(Stored entries)
┄┄┄┄┄┄

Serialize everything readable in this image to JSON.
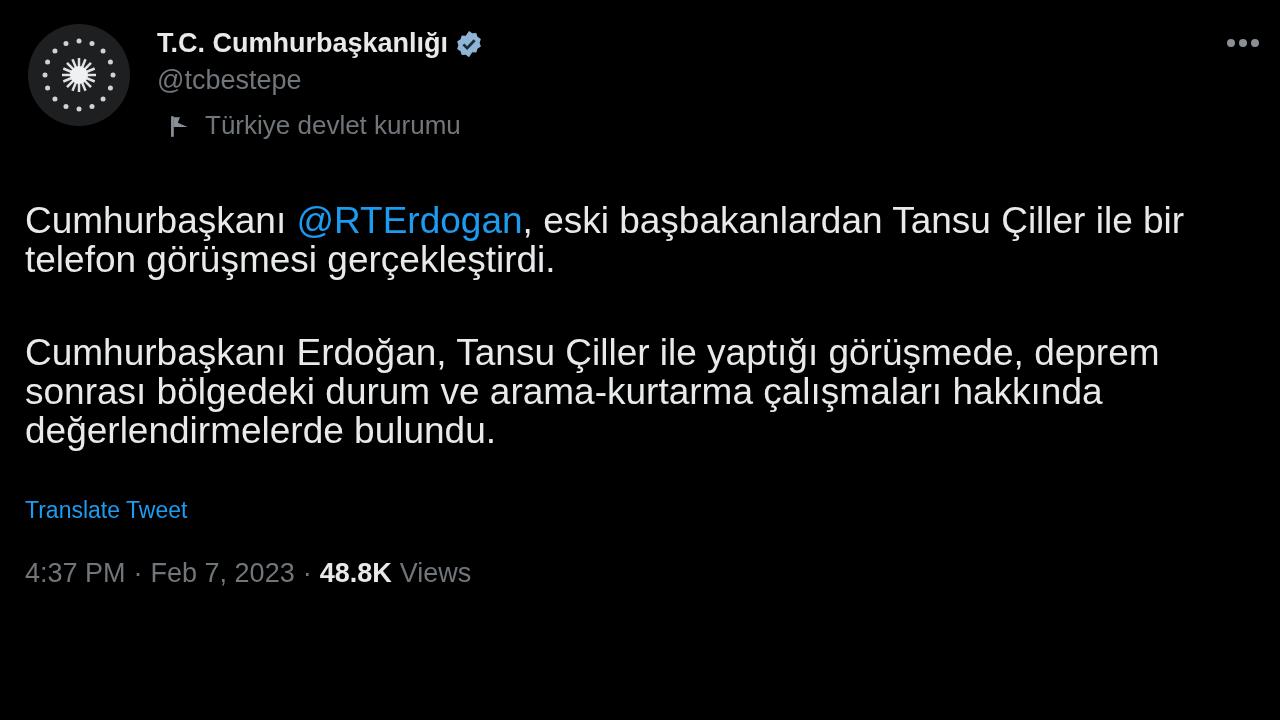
{
  "account": {
    "name": "T.C. Cumhurbaşkanlığı",
    "verified": true,
    "handle": "@tcbestepe",
    "label": "Türkiye devlet kurumu"
  },
  "paragraphs": [
    [
      {
        "kind": "text",
        "text": "Cumhurbaşkanı "
      },
      {
        "kind": "mention",
        "text": "@RTErdogan"
      },
      {
        "kind": "text",
        "text": ", eski başbakanlardan Tansu Çiller ile bir telefon görüşmesi gerçekleştirdi."
      }
    ],
    [
      {
        "kind": "text",
        "text": "Cumhurbaşkanı Erdoğan, Tansu Çiller ile yaptığı görüşmede, deprem sonrası bölgedeki durum ve arama-kurtarma çalışmaları hakkında değerlendirmelerde bulundu."
      }
    ]
  ],
  "translate_link": "Translate Tweet",
  "meta": {
    "time": "4:37 PM",
    "separator_1": "·",
    "date": "Feb 7, 2023",
    "separator_2": "·",
    "views_count": "48.8K",
    "views_label": "Views"
  }
}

┄┄┄┄┄┄

> **INSTRUCTION**
Reproduce the entries exactly. Do not carry over any picture.

> **EXPECTED ANSWER**
Serialize everything readable in this image to JSON.
{
  "account": {
    "name": "T.C. Cumhurbaşkanlığı",
    "verified": true,
    "handle": "@tcbestepe",
    "label": "Türkiye devlet kurumu"
  },
  "paragraphs": [
    [
      {
        "kind": "text",
        "text": "Cumhurbaşkanı "
      },
      {
        "kind": "mention",
        "text": "@RTErdogan"
      },
      {
        "kind": "text",
        "text": ", eski başbakanlardan Tansu Çiller ile bir telefon görüşmesi gerçekleştirdi."
      }
    ],
    [
      {
        "kind": "text",
        "text": "Cumhurbaşkanı Erdoğan, Tansu Çiller ile yaptığı görüşmede, deprem sonrası bölgedeki durum ve arama-kurtarma çalışmaları hakkında değerlendirmelerde bulundu."
      }
    ]
  ],
  "translate_link": "Translate Tweet",
  "meta": {
    "time": "4:37 PM",
    "separator_1": "·",
    "date": "Feb 7, 2023",
    "separator_2": "·",
    "views_count": "48.8K",
    "views_label": "Views"
  }
}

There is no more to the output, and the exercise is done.